--- BEGIN INPUT FOR THIS TASK ---

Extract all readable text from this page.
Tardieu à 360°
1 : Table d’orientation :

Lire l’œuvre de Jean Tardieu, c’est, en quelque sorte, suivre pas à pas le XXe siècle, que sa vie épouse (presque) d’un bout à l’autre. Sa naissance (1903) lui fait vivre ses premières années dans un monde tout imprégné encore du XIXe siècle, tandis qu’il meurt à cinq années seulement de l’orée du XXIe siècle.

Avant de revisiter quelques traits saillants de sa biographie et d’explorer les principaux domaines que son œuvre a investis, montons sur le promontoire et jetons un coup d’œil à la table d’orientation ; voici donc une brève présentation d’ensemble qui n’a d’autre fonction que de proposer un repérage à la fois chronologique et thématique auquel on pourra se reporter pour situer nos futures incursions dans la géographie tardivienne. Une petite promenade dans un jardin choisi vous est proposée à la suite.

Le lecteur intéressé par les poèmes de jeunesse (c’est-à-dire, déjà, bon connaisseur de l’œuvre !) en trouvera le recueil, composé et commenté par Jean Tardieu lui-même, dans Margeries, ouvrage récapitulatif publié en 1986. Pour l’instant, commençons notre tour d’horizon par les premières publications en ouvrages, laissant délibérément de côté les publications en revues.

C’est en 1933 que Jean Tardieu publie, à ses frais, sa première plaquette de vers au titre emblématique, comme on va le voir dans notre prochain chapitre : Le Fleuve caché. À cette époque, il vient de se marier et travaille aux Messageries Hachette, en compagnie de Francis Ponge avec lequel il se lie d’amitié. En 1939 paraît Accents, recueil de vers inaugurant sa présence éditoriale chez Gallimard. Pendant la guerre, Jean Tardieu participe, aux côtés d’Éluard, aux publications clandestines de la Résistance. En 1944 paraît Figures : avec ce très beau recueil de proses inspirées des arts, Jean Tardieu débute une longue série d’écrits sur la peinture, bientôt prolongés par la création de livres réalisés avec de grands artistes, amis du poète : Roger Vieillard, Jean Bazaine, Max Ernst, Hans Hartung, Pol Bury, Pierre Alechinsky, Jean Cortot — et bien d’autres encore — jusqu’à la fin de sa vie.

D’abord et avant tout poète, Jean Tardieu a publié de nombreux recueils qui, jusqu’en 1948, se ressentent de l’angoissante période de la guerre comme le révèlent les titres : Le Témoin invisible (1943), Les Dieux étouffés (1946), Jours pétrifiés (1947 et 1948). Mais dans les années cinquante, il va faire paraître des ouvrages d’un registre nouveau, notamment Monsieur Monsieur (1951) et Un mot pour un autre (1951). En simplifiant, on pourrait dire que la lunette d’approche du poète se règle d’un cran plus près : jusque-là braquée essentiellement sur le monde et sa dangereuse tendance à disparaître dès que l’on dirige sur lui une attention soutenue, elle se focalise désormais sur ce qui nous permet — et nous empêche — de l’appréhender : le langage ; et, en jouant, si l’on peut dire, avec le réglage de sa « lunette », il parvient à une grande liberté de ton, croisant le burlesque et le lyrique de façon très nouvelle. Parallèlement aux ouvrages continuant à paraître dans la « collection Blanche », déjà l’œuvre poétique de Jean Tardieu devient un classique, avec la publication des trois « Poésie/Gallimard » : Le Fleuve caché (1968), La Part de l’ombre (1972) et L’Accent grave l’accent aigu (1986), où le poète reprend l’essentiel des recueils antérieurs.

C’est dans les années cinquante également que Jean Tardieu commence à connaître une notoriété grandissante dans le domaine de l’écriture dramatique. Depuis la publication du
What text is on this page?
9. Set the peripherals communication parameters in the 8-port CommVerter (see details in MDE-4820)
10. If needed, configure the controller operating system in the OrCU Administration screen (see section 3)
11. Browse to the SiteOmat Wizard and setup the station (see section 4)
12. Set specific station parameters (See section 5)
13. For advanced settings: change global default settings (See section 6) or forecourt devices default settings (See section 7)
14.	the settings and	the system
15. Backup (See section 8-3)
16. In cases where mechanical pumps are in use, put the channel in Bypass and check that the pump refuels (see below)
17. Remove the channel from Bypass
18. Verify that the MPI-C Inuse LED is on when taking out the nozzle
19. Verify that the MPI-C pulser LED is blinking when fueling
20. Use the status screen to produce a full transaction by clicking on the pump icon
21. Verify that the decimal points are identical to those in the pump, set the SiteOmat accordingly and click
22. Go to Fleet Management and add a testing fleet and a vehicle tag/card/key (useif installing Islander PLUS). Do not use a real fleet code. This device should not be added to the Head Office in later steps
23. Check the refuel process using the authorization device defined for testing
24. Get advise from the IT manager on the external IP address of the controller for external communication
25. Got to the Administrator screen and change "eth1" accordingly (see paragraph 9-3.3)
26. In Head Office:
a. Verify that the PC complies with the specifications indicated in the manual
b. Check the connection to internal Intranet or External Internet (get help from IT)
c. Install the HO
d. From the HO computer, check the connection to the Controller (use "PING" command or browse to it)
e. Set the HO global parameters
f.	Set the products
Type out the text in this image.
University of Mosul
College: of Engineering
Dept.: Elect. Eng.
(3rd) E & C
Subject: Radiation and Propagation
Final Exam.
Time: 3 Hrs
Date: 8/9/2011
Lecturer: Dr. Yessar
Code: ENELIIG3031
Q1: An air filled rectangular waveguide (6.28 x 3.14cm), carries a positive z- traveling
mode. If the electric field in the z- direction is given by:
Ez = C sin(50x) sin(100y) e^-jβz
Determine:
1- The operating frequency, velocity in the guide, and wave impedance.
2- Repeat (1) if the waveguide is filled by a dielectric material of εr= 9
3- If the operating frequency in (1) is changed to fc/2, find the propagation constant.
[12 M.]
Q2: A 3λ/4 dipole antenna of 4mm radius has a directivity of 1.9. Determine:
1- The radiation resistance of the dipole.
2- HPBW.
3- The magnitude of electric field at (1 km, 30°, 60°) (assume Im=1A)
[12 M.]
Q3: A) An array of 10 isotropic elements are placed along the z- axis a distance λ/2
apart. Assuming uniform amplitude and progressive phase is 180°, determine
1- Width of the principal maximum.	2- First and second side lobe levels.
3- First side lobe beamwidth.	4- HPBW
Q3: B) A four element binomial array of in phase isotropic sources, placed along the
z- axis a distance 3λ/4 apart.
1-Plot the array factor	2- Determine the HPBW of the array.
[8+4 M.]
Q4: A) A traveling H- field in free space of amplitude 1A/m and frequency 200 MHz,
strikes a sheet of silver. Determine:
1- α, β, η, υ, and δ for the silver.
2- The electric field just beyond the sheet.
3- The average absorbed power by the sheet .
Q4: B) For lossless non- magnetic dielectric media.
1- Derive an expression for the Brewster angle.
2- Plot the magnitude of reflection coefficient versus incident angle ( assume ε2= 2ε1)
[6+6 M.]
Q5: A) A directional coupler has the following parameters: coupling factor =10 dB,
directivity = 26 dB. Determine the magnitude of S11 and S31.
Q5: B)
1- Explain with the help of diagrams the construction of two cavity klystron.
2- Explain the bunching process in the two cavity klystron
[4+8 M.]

--- END INPUT FOR THIS TASK ---

= WHAT TO DO =
Using the exact wording, write out all of the records.

= FULL SOLUTION =
Extract all readable text from this page.
Tardieu à 360°
1 : Table d’orientation :

Lire l’œuvre de Jean Tardieu, c’est, en quelque sorte, suivre pas à pas le XXe siècle, que sa vie épouse (presque) d’un bout à l’autre. Sa naissance (1903) lui fait vivre ses premières années dans un monde tout imprégné encore du XIXe siècle, tandis qu’il meurt à cinq années seulement de l’orée du XXIe siècle.

Avant de revisiter quelques traits saillants de sa biographie et d’explorer les principaux domaines que son œuvre a investis, montons sur le promontoire et jetons un coup d’œil à la table d’orientation ; voici donc une brève présentation d’ensemble qui n’a d’autre fonction que de proposer un repérage à la fois chronologique et thématique auquel on pourra se reporter pour situer nos futures incursions dans la géographie tardivienne. Une petite promenade dans un jardin choisi vous est proposée à la suite.

Le lecteur intéressé par les poèmes de jeunesse (c’est-à-dire, déjà, bon connaisseur de l’œuvre !) en trouvera le recueil, composé et commenté par Jean Tardieu lui-même, dans Margeries, ouvrage récapitulatif publié en 1986. Pour l’instant, commençons notre tour d’horizon par les premières publications en ouvrages, laissant délibérément de côté les publications en revues.

C’est en 1933 que Jean Tardieu publie, à ses frais, sa première plaquette de vers au titre emblématique, comme on va le voir dans notre prochain chapitre : Le Fleuve caché. À cette époque, il vient de se marier et travaille aux Messageries Hachette, en compagnie de Francis Ponge avec lequel il se lie d’amitié. En 1939 paraît Accents, recueil de vers inaugurant sa présence éditoriale chez Gallimard. Pendant la guerre, Jean Tardieu participe, aux côtés d’Éluard, aux publications clandestines de la Résistance. En 1944 paraît Figures : avec ce très beau recueil de proses inspirées des arts, Jean Tardieu débute une longue série d’écrits sur la peinture, bientôt prolongés par la création de livres réalisés avec de grands artistes, amis du poète : Roger Vieillard, Jean Bazaine, Max Ernst, Hans Hartung, Pol Bury, Pierre Alechinsky, Jean Cortot — et bien d’autres encore — jusqu’à la fin de sa vie.

D’abord et avant tout poète, Jean Tardieu a publié de nombreux recueils qui, jusqu’en 1948, se ressentent de l’angoissante période de la guerre comme le révèlent les titres : Le Témoin invisible (1943), Les Dieux étouffés (1946), Jours pétrifiés (1947 et 1948). Mais dans les années cinquante, il va faire paraître des ouvrages d’un registre nouveau, notamment Monsieur Monsieur (1951) et Un mot pour un autre (1951). En simplifiant, on pourrait dire que la lunette d’approche du poète se règle d’un cran plus près : jusque-là braquée essentiellement sur le monde et sa dangereuse tendance à disparaître dès que l’on dirige sur lui une attention soutenue, elle se focalise désormais sur ce qui nous permet — et nous empêche — de l’appréhender : le langage ; et, en jouant, si l’on peut dire, avec le réglage de sa « lunette », il parvient à une grande liberté de ton, croisant le burlesque et le lyrique de façon très nouvelle. Parallèlement aux ouvrages continuant à paraître dans la « collection Blanche », déjà l’œuvre poétique de Jean Tardieu devient un classique, avec la publication des trois « Poésie/Gallimard » : Le Fleuve caché (1968), La Part de l’ombre (1972) et L’Accent grave l’accent aigu (1986), où le poète reprend l’essentiel des recueils antérieurs.

C’est dans les années cinquante également que Jean Tardieu commence à connaître une notoriété grandissante dans le domaine de l’écriture dramatique. Depuis la publication du
What text is on this page?
9. Set the peripherals communication parameters in the 8-port CommVerter (see details in MDE-4820)
10. If needed, configure the controller operating system in the OrCU Administration screen (see section 3)
11. Browse to the SiteOmat Wizard and setup the station (see section 4)
12. Set specific station parameters (See section 5)
13. For advanced settings: change global default settings (See section 6) or forecourt devices default settings (See section 7)
14.	the settings and	the system
15. Backup (See section 8-3)
16. In cases where mechanical pumps are in use, put the channel in Bypass and check that the pump refuels (see below)
17. Remove the channel from Bypass
18. Verify that the MPI-C Inuse LED is on when taking out the nozzle
19. Verify that the MPI-C pulser LED is blinking when fueling
20. Use the status screen to produce a full transaction by clicking on the pump icon
21. Verify that the decimal points are identical to those in the pump, set the SiteOmat accordingly and click
22. Go to Fleet Management and add a testing fleet and a vehicle tag/card/key (useif installing Islander PLUS). Do not use a real fleet code. This device should not be added to the Head Office in later steps
23. Check the refuel process using the authorization device defined for testing
24. Get advise from the IT manager on the external IP address of the controller for external communication
25. Got to the Administrator screen and change "eth1" accordingly (see paragraph 9-3.3)
26. In Head Office:
a. Verify that the PC complies with the specifications indicated in the manual
b. Check the connection to internal Intranet or External Internet (get help from IT)
c. Install the HO
d. From the HO computer, check the connection to the Controller (use "PING" command or browse to it)
e. Set the HO global parameters
f.	Set the products
Type out the text in this image.
University of Mosul
College: of Engineering
Dept.: Elect. Eng.
(3rd) E & C
Subject: Radiation and Propagation
Final Exam.
Time: 3 Hrs
Date: 8/9/2011
Lecturer: Dr. Yessar
Code: ENELIIG3031
Q1: An air filled rectangular waveguide (6.28 x 3.14cm), carries a positive z- traveling
mode. If the electric field in the z- direction is given by:
Ez = C sin(50x) sin(100y) e^-jβz
Determine:
1- The operating frequency, velocity in the guide, and wave impedance.
2- Repeat (1) if the waveguide is filled by a dielectric material of εr= 9
3- If the operating frequency in (1) is changed to fc/2, find the propagation constant.
[12 M.]
Q2: A 3λ/4 dipole antenna of 4mm radius has a directivity of 1.9. Determine:
1- The radiation resistance of the dipole.
2- HPBW.
3- The magnitude of electric field at (1 km, 30°, 60°) (assume Im=1A)
[12 M.]
Q3: A) An array of 10 isotropic elements are placed along the z- axis a distance λ/2
apart. Assuming uniform amplitude and progressive phase is 180°, determine
1- Width of the principal maximum.	2- First and second side lobe levels.
3- First side lobe beamwidth.	4- HPBW
Q3: B) A four element binomial array of in phase isotropic sources, placed along the
z- axis a distance 3λ/4 apart.
1-Plot the array factor	2- Determine the HPBW of the array.
[8+4 M.]
Q4: A) A traveling H- field in free space of amplitude 1A/m and frequency 200 MHz,
strikes a sheet of silver. Determine:
1- α, β, η, υ, and δ for the silver.
2- The electric field just beyond the sheet.
3- The average absorbed power by the sheet .
Q4: B) For lossless non- magnetic dielectric media.
1- Derive an expression for the Brewster angle.
2- Plot the magnitude of reflection coefficient versus incident angle ( assume ε2= 2ε1)
[6+6 M.]
Q5: A) A directional coupler has the following parameters: coupling factor =10 dB,
directivity = 26 dB. Determine the magnitude of S11 and S31.
Q5: B)
1- Explain with the help of diagrams the construction of two cavity klystron.
2- Explain the bunching process in the two cavity klystron
[4+8 M.]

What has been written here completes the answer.